--- Material for this task ---
┄┄┄┄┄┄┄┄┄┄┄┄┄┄┄┄┄┄┄┄

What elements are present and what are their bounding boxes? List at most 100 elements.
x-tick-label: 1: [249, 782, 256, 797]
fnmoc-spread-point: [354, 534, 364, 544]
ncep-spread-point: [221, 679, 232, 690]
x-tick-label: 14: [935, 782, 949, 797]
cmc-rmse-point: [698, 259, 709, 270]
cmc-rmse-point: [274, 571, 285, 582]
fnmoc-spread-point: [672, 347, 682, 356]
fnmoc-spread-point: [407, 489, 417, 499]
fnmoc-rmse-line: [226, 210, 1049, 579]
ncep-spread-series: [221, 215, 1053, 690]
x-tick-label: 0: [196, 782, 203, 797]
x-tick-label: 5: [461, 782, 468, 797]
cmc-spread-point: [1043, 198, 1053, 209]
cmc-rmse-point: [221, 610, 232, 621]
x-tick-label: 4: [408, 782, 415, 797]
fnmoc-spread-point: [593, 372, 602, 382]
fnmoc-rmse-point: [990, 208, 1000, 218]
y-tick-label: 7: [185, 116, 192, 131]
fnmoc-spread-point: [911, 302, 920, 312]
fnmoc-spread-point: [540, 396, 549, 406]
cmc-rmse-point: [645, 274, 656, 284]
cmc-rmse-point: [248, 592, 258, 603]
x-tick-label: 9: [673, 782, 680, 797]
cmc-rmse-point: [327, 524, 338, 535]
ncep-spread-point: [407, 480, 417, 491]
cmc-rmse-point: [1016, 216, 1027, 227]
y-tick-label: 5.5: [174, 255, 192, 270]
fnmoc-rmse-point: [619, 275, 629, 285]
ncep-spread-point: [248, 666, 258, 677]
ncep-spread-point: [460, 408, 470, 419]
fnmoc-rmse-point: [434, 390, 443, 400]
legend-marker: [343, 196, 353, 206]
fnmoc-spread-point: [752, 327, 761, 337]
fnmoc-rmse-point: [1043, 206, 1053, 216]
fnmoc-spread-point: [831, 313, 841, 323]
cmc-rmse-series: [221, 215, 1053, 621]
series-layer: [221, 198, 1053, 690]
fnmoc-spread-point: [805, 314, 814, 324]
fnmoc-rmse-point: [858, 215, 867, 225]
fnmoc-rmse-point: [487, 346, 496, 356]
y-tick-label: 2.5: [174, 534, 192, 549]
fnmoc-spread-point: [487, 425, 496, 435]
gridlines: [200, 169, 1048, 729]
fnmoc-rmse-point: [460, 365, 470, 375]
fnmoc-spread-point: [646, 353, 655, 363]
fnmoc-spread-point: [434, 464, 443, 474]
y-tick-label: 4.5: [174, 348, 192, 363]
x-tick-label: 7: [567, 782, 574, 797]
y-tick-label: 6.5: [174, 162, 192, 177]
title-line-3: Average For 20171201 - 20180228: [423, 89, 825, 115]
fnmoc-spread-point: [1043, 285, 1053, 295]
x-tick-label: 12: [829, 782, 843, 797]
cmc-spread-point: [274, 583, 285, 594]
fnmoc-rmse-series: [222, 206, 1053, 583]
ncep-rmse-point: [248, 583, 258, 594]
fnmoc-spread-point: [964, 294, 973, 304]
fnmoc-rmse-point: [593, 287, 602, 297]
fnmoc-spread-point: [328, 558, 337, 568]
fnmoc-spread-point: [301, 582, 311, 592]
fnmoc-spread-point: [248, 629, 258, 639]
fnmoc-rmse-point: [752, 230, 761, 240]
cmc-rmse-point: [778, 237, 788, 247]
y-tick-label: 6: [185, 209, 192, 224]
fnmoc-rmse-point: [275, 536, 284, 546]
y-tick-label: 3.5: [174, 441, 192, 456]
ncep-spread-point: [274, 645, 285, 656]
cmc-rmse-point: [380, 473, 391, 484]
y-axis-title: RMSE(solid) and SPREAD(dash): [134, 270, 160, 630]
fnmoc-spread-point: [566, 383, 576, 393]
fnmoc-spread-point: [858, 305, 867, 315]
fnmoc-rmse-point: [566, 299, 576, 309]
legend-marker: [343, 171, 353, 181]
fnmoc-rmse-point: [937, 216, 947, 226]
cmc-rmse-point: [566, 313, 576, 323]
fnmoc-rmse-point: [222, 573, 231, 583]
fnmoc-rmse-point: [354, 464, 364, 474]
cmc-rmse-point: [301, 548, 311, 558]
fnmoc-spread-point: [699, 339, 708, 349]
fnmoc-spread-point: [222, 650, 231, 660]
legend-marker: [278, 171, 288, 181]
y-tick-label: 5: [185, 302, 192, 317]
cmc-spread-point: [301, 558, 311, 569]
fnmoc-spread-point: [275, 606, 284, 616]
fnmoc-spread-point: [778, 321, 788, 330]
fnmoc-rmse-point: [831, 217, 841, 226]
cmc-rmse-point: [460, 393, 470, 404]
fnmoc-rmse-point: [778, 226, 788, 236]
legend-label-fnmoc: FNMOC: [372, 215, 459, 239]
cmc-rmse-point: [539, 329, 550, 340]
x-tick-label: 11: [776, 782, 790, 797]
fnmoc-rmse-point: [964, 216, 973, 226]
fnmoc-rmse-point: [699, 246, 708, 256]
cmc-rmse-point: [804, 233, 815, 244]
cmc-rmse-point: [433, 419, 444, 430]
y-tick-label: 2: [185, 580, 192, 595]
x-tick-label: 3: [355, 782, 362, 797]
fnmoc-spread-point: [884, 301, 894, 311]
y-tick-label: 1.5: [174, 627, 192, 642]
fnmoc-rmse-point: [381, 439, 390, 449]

┄┄┄┄┄┄┄┄┄┄┄┄┄┄┄┄┄┄┄┄

--- Task description ---
Can you rename every "fnmoc-spread-point" in the records to "fnmoc-spread-marker" and reproduce the records with nothing else changed?

--- Exercise response ---
What elements are present and what are their bounding boxes? List at most 100 elements.
x-tick-label: 1: [249, 782, 256, 797]
fnmoc-spread-marker: [354, 534, 364, 544]
ncep-spread-point: [221, 679, 232, 690]
x-tick-label: 14: [935, 782, 949, 797]
cmc-rmse-point: [698, 259, 709, 270]
cmc-rmse-point: [274, 571, 285, 582]
fnmoc-spread-marker: [672, 347, 682, 356]
fnmoc-spread-marker: [407, 489, 417, 499]
fnmoc-rmse-line: [226, 210, 1049, 579]
ncep-spread-series: [221, 215, 1053, 690]
x-tick-label: 0: [196, 782, 203, 797]
x-tick-label: 5: [461, 782, 468, 797]
cmc-spread-point: [1043, 198, 1053, 209]
cmc-rmse-point: [221, 610, 232, 621]
x-tick-label: 4: [408, 782, 415, 797]
fnmoc-spread-marker: [593, 372, 602, 382]
fnmoc-rmse-point: [990, 208, 1000, 218]
y-tick-label: 7: [185, 116, 192, 131]
fnmoc-spread-marker: [911, 302, 920, 312]
fnmoc-spread-marker: [540, 396, 549, 406]
cmc-rmse-point: [645, 274, 656, 284]
cmc-rmse-point: [248, 592, 258, 603]
x-tick-label: 9: [673, 782, 680, 797]
cmc-rmse-point: [327, 524, 338, 535]
ncep-spread-point: [407, 480, 417, 491]
cmc-rmse-point: [1016, 216, 1027, 227]
y-tick-label: 5.5: [174, 255, 192, 270]
fnmoc-rmse-point: [619, 275, 629, 285]
ncep-spread-point: [248, 666, 258, 677]
ncep-spread-point: [460, 408, 470, 419]
fnmoc-rmse-point: [434, 390, 443, 400]
legend-marker: [343, 196, 353, 206]
fnmoc-spread-marker: [752, 327, 761, 337]
fnmoc-rmse-point: [1043, 206, 1053, 216]
fnmoc-spread-marker: [831, 313, 841, 323]
cmc-rmse-series: [221, 215, 1053, 621]
series-layer: [221, 198, 1053, 690]
fnmoc-spread-marker: [805, 314, 814, 324]
fnmoc-rmse-point: [858, 215, 867, 225]
fnmoc-rmse-point: [487, 346, 496, 356]
y-tick-label: 2.5: [174, 534, 192, 549]
fnmoc-spread-marker: [487, 425, 496, 435]
gridlines: [200, 169, 1048, 729]
fnmoc-rmse-point: [460, 365, 470, 375]
fnmoc-spread-marker: [646, 353, 655, 363]
fnmoc-spread-marker: [434, 464, 443, 474]
y-tick-label: 4.5: [174, 348, 192, 363]
x-tick-label: 7: [567, 782, 574, 797]
y-tick-label: 6.5: [174, 162, 192, 177]
title-line-3: Average For 20171201 - 20180228: [423, 89, 825, 115]
fnmoc-spread-marker: [1043, 285, 1053, 295]
x-tick-label: 12: [829, 782, 843, 797]
cmc-spread-point: [274, 583, 285, 594]
fnmoc-rmse-series: [222, 206, 1053, 583]
ncep-rmse-point: [248, 583, 258, 594]
fnmoc-spread-marker: [964, 294, 973, 304]
fnmoc-rmse-point: [593, 287, 602, 297]
fnmoc-spread-marker: [328, 558, 337, 568]
fnmoc-spread-marker: [301, 582, 311, 592]
fnmoc-spread-marker: [248, 629, 258, 639]
fnmoc-rmse-point: [752, 230, 761, 240]
cmc-rmse-point: [778, 237, 788, 247]
y-tick-label: 6: [185, 209, 192, 224]
fnmoc-rmse-point: [275, 536, 284, 546]
y-tick-label: 3.5: [174, 441, 192, 456]
ncep-spread-point: [274, 645, 285, 656]
cmc-rmse-point: [380, 473, 391, 484]
y-axis-title: RMSE(solid) and SPREAD(dash): [134, 270, 160, 630]
fnmoc-spread-marker: [566, 383, 576, 393]
fnmoc-spread-marker: [858, 305, 867, 315]
fnmoc-rmse-point: [566, 299, 576, 309]
legend-marker: [343, 171, 353, 181]
fnmoc-rmse-point: [937, 216, 947, 226]
cmc-rmse-point: [566, 313, 576, 323]
fnmoc-rmse-point: [222, 573, 231, 583]
fnmoc-rmse-point: [354, 464, 364, 474]
cmc-rmse-point: [301, 548, 311, 558]
fnmoc-spread-marker: [699, 339, 708, 349]
fnmoc-spread-marker: [222, 650, 231, 660]
legend-marker: [278, 171, 288, 181]
y-tick-label: 5: [185, 302, 192, 317]
cmc-spread-point: [301, 558, 311, 569]
fnmoc-spread-marker: [275, 606, 284, 616]
fnmoc-spread-marker: [778, 321, 788, 330]
fnmoc-rmse-point: [831, 217, 841, 226]
cmc-rmse-point: [460, 393, 470, 404]
fnmoc-rmse-point: [778, 226, 788, 236]
legend-label-fnmoc: FNMOC: [372, 215, 459, 239]
cmc-rmse-point: [539, 329, 550, 340]
x-tick-label: 11: [776, 782, 790, 797]
fnmoc-rmse-point: [964, 216, 973, 226]
fnmoc-rmse-point: [699, 246, 708, 256]
cmc-rmse-point: [804, 233, 815, 244]
cmc-rmse-point: [433, 419, 444, 430]
y-tick-label: 2: [185, 580, 192, 595]
x-tick-label: 3: [355, 782, 362, 797]
fnmoc-spread-marker: [884, 301, 894, 311]
y-tick-label: 1.5: [174, 627, 192, 642]
fnmoc-rmse-point: [381, 439, 390, 449]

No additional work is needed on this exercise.